Records provided:
......

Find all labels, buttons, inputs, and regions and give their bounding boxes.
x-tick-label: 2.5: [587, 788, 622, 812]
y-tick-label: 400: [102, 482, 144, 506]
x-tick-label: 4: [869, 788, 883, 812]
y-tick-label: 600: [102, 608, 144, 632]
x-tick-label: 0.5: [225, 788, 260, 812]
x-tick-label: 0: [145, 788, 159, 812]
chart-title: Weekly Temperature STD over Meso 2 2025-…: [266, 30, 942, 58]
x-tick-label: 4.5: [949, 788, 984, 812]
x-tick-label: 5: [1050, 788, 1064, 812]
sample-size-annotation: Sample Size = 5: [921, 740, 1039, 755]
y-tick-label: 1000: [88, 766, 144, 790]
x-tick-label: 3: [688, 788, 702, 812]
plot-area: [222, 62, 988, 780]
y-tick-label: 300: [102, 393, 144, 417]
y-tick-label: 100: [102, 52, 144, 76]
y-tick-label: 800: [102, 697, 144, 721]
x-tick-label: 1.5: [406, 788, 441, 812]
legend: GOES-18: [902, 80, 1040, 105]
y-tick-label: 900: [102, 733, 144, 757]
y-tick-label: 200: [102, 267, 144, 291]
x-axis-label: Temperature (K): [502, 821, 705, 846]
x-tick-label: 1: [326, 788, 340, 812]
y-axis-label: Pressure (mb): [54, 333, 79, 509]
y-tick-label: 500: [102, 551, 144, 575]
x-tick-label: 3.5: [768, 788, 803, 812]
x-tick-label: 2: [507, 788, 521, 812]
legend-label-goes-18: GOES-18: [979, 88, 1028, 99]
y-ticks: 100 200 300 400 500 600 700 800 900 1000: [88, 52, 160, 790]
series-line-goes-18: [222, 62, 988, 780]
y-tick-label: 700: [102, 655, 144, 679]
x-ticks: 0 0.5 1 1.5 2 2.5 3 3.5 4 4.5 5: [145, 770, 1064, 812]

......

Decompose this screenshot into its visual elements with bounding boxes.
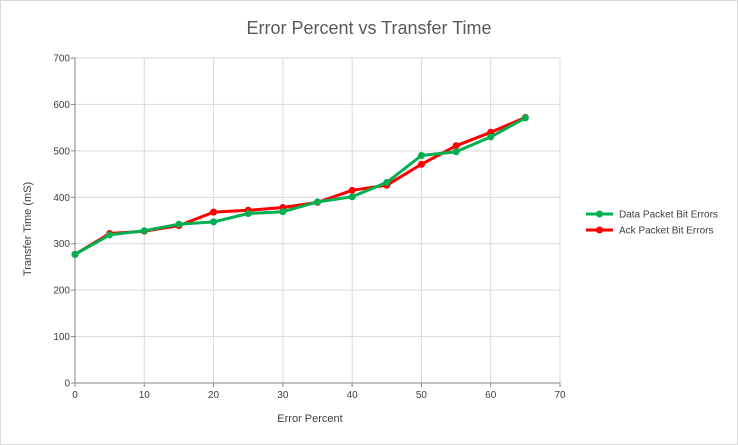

......

What needs to be done: Please recast the entries starting with the line containing "Find all labels, buttons, inputs, and" and going on through the line containing "x-tick-label: 0.5: [225, 788, 260, 812]" as a Markdown table with the columns Row and Entry line, leaving out any blank lines.

Reply:
| Row | Entry line |
|---|---|
| 1 | Find all labels, buttons, inputs, and regions and give their bounding boxes. |
| 2 | x-tick-label: 2.5: [587, 788, 622, 812] |
| 3 | y-tick-label: 400: [102, 482, 144, 506] |
| 4 | x-tick-label: 4: [869, 788, 883, 812] |
| 5 | y-tick-label: 600: [102, 608, 144, 632] |
| 6 | x-tick-label: 0.5: [225, 788, 260, 812] |